Exercise
Reproduce the data from the line with "x-axis-tick-label-text: 2016/17 (183, 582, 280, 615)" to the line with "I need the location", substituting "data-label" for each occurrence of "bar-value-label" and leaving everything else unchanged.

Data section
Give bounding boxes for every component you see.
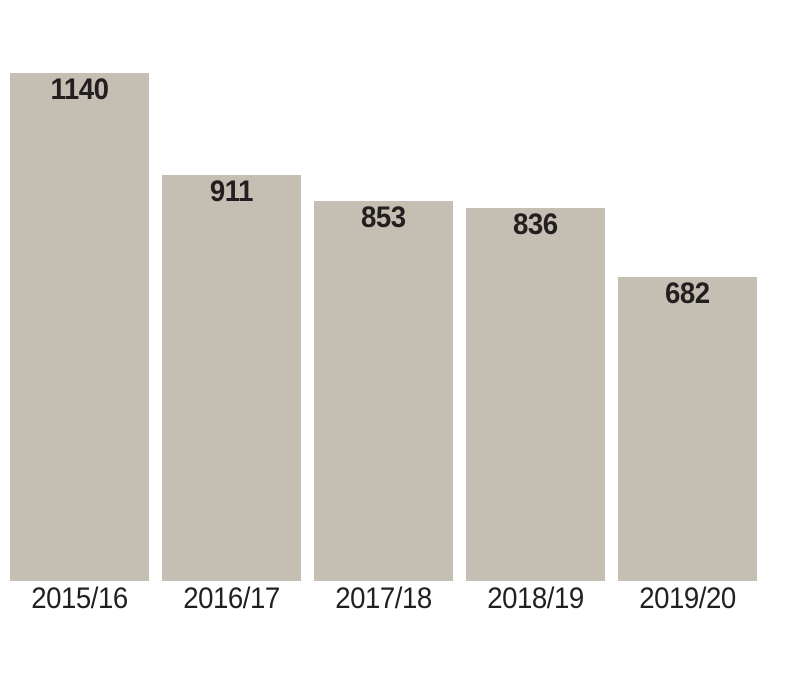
x-axis-tick-label-text: 2016/17 (183, 582, 280, 615)
x-axis-tick-label-text: 2019/20 (639, 582, 736, 615)
x-axis-tick-label: 2015/16 (10, 584, 149, 614)
bar: 853 (314, 201, 453, 581)
x-axis-tick-label: 2019/20 (618, 584, 757, 614)
x-axis-tick-label: 2017/18 (314, 584, 453, 614)
x-axis-tick-label: 2018/19 (466, 584, 605, 614)
bar: 836 (466, 208, 605, 581)
bar: 911 (162, 175, 301, 581)
x-axis-tick-label: 2016/17 (162, 584, 301, 614)
bar: 1140 (10, 73, 149, 581)
bar-value-label: 911 (209, 175, 254, 208)
x-axis-tick-label-text: 2017/18 (335, 582, 432, 615)
bar-value-label: 836 (513, 208, 558, 241)
x-axis-tick-label-text: 2018/19 (487, 582, 584, 615)
bar: 682 (618, 277, 757, 581)
bar-value-label: 1140 (50, 73, 109, 106)
bar-value-label: 682 (665, 277, 710, 310)
bar-value-label: 853 (361, 201, 406, 234)
x-axis-tick-label-text: 2015/16 (31, 582, 128, 615)
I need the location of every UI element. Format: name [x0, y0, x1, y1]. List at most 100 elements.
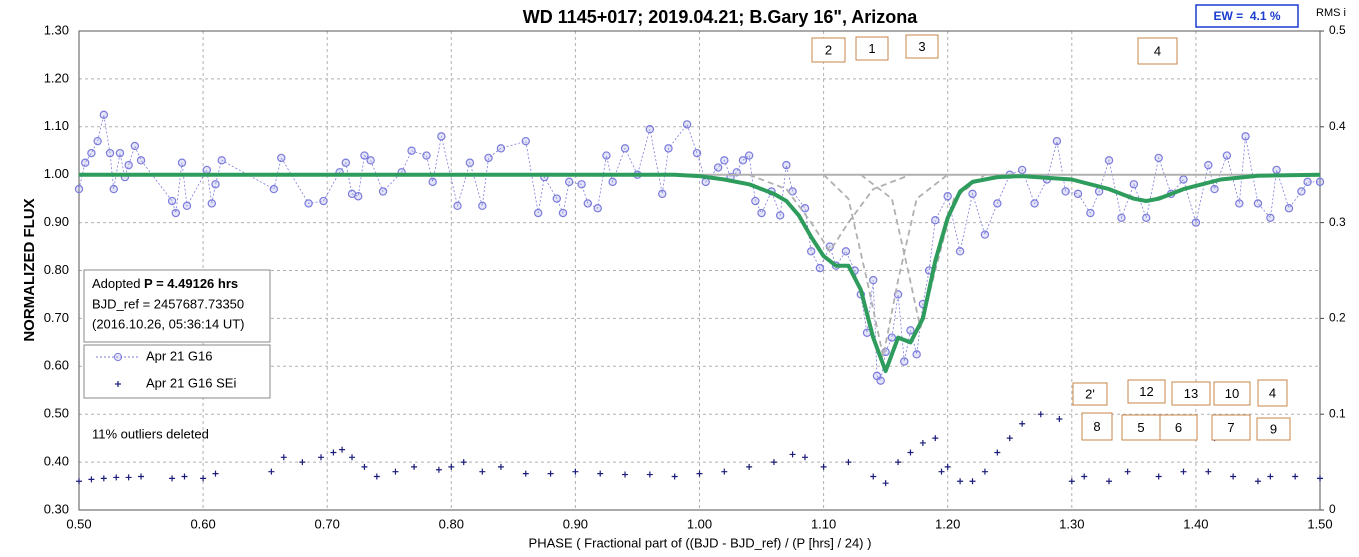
data-point: [882, 480, 889, 487]
data-point: [841, 247, 851, 256]
data-point: [496, 144, 506, 153]
data-point: [981, 468, 988, 475]
data-point: [269, 184, 279, 194]
x-tick-label: 1.30: [1059, 516, 1084, 531]
data-point: [721, 468, 728, 475]
data-point: [109, 184, 118, 194]
event-box: [1171, 381, 1211, 406]
data-point: [202, 165, 212, 175]
info-period: P = 4.49126 hrs: [144, 276, 238, 291]
event-box: [855, 36, 889, 61]
data-point: [646, 471, 653, 478]
data-point: [1292, 473, 1299, 480]
y2-tick-label: 0.1: [1329, 406, 1346, 420]
data-point: [277, 153, 286, 163]
data-point: [113, 474, 120, 481]
data-point: [1254, 478, 1261, 485]
data-point: [622, 471, 629, 478]
data-point: [211, 180, 220, 189]
data-point: [1154, 153, 1163, 163]
y-tick-label: 0.90: [44, 214, 69, 229]
data-point: [1204, 160, 1213, 170]
data-point: [907, 449, 914, 456]
data-point: [558, 208, 568, 218]
data-point: [782, 160, 791, 170]
data-point: [1106, 478, 1113, 485]
data-point: [1180, 468, 1187, 475]
y-tick-label: 1.30: [44, 22, 69, 37]
data-point: [1191, 218, 1201, 227]
data-point: [93, 136, 102, 146]
event-label: 4: [1154, 43, 1161, 58]
data-point: [138, 473, 145, 480]
y-axis-title: NORMALIZED FLUX: [21, 198, 38, 341]
data-point: [1303, 177, 1312, 187]
data-point: [906, 326, 915, 335]
event-box: [1257, 379, 1288, 407]
data-point: [453, 201, 462, 211]
data-point: [955, 247, 965, 256]
data-point: [1117, 213, 1126, 223]
data-point: [552, 194, 561, 203]
data-point: [664, 144, 673, 153]
data-point: [1124, 468, 1131, 475]
y-tick-label: 1.20: [44, 70, 69, 85]
data-point: [1086, 208, 1095, 218]
data-point: [74, 184, 84, 194]
data-point: [360, 151, 369, 160]
data-point: [373, 473, 380, 480]
data-point: [957, 478, 964, 485]
event-label: 2': [1085, 386, 1095, 401]
data-point: [938, 468, 945, 475]
data-point: [895, 459, 902, 466]
data-point: [919, 439, 926, 446]
data-point: [1205, 468, 1212, 475]
data-point: [1006, 435, 1013, 442]
data-point: [701, 177, 710, 187]
ew-label: EW = 4.1 %: [1213, 9, 1280, 23]
event-box: [1159, 414, 1198, 441]
data-point: [435, 466, 442, 473]
y-tick-label: 0.60: [44, 358, 69, 373]
data-point: [378, 187, 388, 196]
data-point: [597, 470, 604, 477]
data-point: [319, 196, 328, 206]
event-label: 5: [1137, 420, 1144, 435]
data-point: [1222, 151, 1232, 160]
x-tick-label: 1.20: [935, 516, 960, 531]
event-box: [1081, 412, 1113, 441]
y2-axis-title: RMS i: [1316, 7, 1346, 19]
info-box: [83, 269, 271, 343]
data-point: [354, 192, 363, 201]
y-tick-label: 0.80: [44, 262, 69, 277]
data-point: [944, 463, 951, 470]
data-point: [994, 449, 1001, 456]
data-point: [182, 201, 192, 211]
data-point: [99, 110, 109, 120]
legend-label: Apr 21 G16: [146, 348, 213, 363]
data-point: [484, 153, 493, 163]
event-box: [811, 37, 846, 63]
event-label: 3: [918, 39, 925, 54]
data-point: [932, 435, 939, 442]
info-line: Adopted P = 4.49126 hrs: [92, 276, 238, 291]
x-tick-label: 0.80: [439, 516, 464, 531]
data-point: [1061, 187, 1070, 196]
data-point: [437, 132, 446, 141]
data-point: [577, 180, 586, 189]
event-label: 12: [1139, 384, 1153, 399]
data-point: [465, 158, 475, 167]
data-point: [181, 473, 188, 480]
data-point: [478, 201, 487, 211]
event-label: 1: [868, 41, 875, 56]
data-point: [167, 196, 177, 206]
event-label: 2: [825, 42, 832, 57]
component-curve: [822, 173, 949, 357]
y2-tick-label: 0.3: [1329, 215, 1346, 229]
y-tick-label: 0.30: [44, 501, 69, 516]
data-point: [1210, 184, 1219, 194]
data-point: [130, 141, 140, 151]
data-point: [115, 148, 125, 158]
data-point: [200, 475, 207, 482]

Output below
x-axis-tick-label-text: 2016/17 (183, 582, 280, 615)
x-axis-tick-label-text: 2019/20 (639, 582, 736, 615)
x-axis-tick-label: 2015/16 (10, 584, 149, 614)
bar: 853 (314, 201, 453, 581)
x-axis-tick-label: 2019/20 (618, 584, 757, 614)
x-axis-tick-label: 2017/18 (314, 584, 453, 614)
x-axis-tick-label: 2018/19 (466, 584, 605, 614)
bar: 836 (466, 208, 605, 581)
bar: 911 (162, 175, 301, 581)
x-axis-tick-label: 2016/17 (162, 584, 301, 614)
bar: 1140 (10, 73, 149, 581)
data-label: 911 (209, 175, 254, 208)
x-axis-tick-label-text: 2017/18 (335, 582, 432, 615)
data-label: 836 (513, 208, 558, 241)
x-axis-tick-label-text: 2018/19 (487, 582, 584, 615)
bar: 682 (618, 277, 757, 581)
data-label: 1140 (50, 73, 109, 106)
data-label: 682 (665, 277, 710, 310)
data-label: 853 (361, 201, 406, 234)
x-axis-tick-label-text: 2015/16 (31, 582, 128, 615)
I need the location of every UI element. Format: name [x0, y0, x1, y1]. List at most 100 elements.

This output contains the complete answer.